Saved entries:
_ _ _ _ _ _ _
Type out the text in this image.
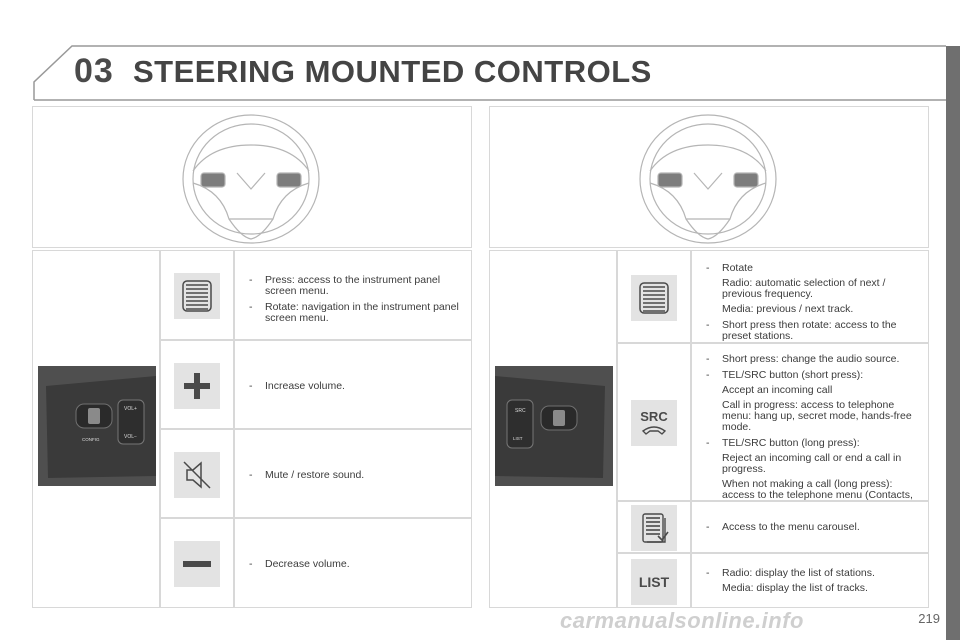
03 STEERING MOUNTED CONTROLS
VOL+
VOL−
CONFIG
- Press: access to the instrument panel screen menu.
- Rotate: navigation in the instrument panel screen menu.
- Increase volume.
- Mute / restore sound.
- Decrease volume.
SRC
LIST
- Rotate
Radio: automatic selection of next / previous frequency.
Media: previous / next track.
- Short press then rotate: access to the preset stations.
SRC
- Short press: change the audio source.
- TEL/SRC button (short press):
Accept an incoming call
Call in progress: access to telephone menu: hang up, secret mode, hands-free mode.
- TEL/SRC button (long press):
Reject an incoming call or end a call in progress.
When not making a call (long press): access to the telephone menu (Contacts,
- Access to the menu carousel.
LIST
- Radio: display the list of stations.
Media: display the list of tracks.
carmanualsonline.info	219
_ _ _ _ _ _ _
Description of the task> Filter lines by "previous" and return each hit.

Full response>
Radio: automatic selection of next / previous frequency.
Media: previous / next track.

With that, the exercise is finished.